* _Your instructions_: Give the lines again exactly, from the one holding "Convert this chart to structured JSON data." to the last line of the listing below, both ends included and nothing added.

Stored items:
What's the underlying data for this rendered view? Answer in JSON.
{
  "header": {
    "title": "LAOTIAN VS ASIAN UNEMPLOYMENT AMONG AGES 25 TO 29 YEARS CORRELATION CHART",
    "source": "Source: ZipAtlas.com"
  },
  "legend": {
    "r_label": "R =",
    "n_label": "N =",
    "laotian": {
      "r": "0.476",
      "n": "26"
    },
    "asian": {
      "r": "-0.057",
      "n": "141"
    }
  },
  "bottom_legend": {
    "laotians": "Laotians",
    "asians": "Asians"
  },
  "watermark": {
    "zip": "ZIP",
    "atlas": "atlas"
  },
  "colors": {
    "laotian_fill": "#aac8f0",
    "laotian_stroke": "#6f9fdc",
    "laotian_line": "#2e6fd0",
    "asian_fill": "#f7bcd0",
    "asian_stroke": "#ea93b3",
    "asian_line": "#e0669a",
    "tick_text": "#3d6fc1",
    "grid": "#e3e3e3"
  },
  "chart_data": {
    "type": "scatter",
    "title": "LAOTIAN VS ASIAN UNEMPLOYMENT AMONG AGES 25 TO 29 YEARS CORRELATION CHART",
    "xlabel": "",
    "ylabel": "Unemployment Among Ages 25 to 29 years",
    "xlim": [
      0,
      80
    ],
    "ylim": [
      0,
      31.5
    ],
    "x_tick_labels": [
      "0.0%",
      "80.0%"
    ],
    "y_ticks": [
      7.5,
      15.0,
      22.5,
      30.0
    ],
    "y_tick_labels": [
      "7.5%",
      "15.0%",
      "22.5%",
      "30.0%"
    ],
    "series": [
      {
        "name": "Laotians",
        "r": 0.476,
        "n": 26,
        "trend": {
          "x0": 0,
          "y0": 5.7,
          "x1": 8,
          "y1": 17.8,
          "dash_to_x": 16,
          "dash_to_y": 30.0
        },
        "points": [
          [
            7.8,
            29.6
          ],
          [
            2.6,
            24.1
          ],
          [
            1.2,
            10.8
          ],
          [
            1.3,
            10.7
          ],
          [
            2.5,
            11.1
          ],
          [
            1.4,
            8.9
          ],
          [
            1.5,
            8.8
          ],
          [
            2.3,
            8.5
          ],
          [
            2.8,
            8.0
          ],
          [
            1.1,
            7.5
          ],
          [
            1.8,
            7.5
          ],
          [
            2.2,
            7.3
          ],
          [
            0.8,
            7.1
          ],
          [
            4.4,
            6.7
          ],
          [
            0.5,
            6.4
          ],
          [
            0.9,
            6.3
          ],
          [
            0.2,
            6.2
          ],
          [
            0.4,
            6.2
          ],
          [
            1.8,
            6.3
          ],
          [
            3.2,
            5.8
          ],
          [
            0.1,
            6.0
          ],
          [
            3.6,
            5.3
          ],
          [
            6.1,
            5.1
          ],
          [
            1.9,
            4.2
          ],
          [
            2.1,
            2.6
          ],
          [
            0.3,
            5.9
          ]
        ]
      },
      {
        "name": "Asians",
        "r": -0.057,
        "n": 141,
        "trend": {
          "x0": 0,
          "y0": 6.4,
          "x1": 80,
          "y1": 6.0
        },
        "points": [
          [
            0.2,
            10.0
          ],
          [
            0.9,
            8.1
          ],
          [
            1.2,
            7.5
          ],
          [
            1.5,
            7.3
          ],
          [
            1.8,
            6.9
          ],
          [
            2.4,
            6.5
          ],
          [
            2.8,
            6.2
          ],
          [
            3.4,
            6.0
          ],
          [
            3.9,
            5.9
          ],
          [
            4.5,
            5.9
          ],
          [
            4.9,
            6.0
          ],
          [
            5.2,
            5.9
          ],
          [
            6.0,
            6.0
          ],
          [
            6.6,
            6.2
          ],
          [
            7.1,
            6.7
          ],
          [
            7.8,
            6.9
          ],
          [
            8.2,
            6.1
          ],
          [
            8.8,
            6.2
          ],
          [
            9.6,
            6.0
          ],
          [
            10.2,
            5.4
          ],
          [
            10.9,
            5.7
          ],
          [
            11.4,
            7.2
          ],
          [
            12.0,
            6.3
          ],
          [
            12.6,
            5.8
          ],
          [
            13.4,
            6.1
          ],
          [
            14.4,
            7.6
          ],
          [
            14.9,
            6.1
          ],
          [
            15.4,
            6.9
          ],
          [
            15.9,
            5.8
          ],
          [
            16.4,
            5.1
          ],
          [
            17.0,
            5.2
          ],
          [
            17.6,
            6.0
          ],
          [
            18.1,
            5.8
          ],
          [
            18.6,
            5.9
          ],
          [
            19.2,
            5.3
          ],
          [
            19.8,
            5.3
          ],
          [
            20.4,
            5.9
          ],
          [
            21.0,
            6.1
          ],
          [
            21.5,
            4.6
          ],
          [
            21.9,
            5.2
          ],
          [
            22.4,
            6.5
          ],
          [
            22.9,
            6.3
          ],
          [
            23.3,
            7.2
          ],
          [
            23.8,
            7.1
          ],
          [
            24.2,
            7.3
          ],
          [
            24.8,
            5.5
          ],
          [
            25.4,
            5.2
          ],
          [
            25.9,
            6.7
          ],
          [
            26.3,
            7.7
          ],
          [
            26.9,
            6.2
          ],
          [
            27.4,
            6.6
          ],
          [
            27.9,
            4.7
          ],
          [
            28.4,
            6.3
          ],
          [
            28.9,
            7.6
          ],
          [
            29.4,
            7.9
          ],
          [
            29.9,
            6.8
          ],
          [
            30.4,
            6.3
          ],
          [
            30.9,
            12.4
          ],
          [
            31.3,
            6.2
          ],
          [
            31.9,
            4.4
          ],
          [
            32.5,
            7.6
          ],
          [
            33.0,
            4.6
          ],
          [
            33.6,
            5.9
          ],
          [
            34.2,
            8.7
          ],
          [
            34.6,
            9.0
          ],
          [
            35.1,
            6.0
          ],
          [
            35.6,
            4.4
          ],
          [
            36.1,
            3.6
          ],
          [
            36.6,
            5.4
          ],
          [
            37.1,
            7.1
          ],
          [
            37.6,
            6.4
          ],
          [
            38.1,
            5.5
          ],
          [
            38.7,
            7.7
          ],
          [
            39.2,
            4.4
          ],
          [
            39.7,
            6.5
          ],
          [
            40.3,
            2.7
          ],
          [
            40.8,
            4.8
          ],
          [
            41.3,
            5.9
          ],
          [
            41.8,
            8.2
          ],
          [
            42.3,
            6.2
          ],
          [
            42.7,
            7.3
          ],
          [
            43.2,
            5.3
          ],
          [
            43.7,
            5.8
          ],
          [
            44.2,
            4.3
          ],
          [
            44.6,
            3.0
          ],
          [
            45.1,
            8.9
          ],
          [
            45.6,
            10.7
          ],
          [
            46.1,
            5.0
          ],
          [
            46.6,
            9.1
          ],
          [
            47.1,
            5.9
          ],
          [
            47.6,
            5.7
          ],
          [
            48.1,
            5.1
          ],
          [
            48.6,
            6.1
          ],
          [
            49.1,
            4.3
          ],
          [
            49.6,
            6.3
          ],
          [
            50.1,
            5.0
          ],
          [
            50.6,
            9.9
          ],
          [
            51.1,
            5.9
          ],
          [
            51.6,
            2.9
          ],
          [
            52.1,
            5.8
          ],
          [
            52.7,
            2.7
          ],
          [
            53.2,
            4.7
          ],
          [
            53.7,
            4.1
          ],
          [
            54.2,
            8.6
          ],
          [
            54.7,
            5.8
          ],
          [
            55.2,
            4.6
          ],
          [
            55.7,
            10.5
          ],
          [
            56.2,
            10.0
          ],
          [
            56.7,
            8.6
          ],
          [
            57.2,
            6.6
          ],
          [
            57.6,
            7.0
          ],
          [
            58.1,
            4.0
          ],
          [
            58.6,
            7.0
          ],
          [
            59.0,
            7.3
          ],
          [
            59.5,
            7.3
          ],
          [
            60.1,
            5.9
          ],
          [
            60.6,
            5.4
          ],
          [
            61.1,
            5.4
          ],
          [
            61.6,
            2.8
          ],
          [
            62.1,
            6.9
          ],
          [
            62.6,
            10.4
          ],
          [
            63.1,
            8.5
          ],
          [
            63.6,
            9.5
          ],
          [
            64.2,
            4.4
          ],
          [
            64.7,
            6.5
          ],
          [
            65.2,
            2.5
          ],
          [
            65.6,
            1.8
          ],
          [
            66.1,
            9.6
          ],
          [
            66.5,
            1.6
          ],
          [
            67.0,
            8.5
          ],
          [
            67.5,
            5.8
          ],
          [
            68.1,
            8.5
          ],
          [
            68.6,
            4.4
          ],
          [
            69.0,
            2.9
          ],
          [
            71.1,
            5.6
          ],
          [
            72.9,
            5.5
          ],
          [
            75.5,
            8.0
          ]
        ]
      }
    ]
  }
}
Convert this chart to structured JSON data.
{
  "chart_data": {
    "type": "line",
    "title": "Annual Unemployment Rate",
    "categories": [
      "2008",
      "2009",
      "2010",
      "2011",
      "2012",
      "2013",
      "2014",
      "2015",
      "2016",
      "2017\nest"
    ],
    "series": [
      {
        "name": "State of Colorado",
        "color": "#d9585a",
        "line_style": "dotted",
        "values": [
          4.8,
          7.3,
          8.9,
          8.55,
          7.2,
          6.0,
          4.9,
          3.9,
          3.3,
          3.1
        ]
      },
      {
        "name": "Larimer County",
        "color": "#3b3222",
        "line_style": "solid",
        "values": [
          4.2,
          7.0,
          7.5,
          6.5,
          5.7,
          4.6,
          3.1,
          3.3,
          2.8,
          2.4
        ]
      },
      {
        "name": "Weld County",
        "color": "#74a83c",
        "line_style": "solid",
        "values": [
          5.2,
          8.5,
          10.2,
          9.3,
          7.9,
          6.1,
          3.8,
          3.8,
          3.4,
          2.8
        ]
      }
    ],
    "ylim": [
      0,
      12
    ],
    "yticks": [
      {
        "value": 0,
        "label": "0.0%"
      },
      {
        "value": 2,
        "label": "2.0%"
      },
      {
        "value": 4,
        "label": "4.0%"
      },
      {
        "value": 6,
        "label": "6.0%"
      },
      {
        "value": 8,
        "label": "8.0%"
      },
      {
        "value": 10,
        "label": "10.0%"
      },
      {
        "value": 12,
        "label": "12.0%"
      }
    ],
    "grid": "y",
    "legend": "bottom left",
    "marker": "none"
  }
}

* _Output of the task_:
Convert this chart to structured JSON data.
{
  "chart_data": {
    "type": "line",
    "title": "Annual Unemployment Rate",
    "categories": [
      "2008",
      "2009",
      "2010",
      "2011",
      "2012",
      "2013",
      "2014",
      "2015",
      "2016",
      "2017\nest"
    ],
    "series": [
      {
        "name": "State of Colorado",
        "color": "#d9585a",
        "line_style": "dotted",
        "values": [
          4.8,
          7.3,
          8.9,
          8.55,
          7.2,
          6.0,
          4.9,
          3.9,
          3.3,
          3.1
        ]
      },
      {
        "name": "Larimer County",
        "color": "#3b3222",
        "line_style": "solid",
        "values": [
          4.2,
          7.0,
          7.5,
          6.5,
          5.7,
          4.6,
          3.1,
          3.3,
          2.8,
          2.4
        ]
      },
      {
        "name": "Weld County",
        "color": "#74a83c",
        "line_style": "solid",
        "values": [
          5.2,
          8.5,
          10.2,
          9.3,
          7.9,
          6.1,
          3.8,
          3.8,
          3.4,
          2.8
        ]
      }
    ],
    "ylim": [
      0,
      12
    ],
    "yticks": [
      {
        "value": 0,
        "label": "0.0%"
      },
      {
        "value": 2,
        "label": "2.0%"
      },
      {
        "value": 4,
        "label": "4.0%"
      },
      {
        "value": 6,
        "label": "6.0%"
      },
      {
        "value": 8,
        "label": "8.0%"
      },
      {
        "value": 10,
        "label": "10.0%"
      },
      {
        "value": 12,
        "label": "12.0%"
      }
    ],
    "grid": "y",
    "legend": "bottom left",
    "marker": "none"
  }
}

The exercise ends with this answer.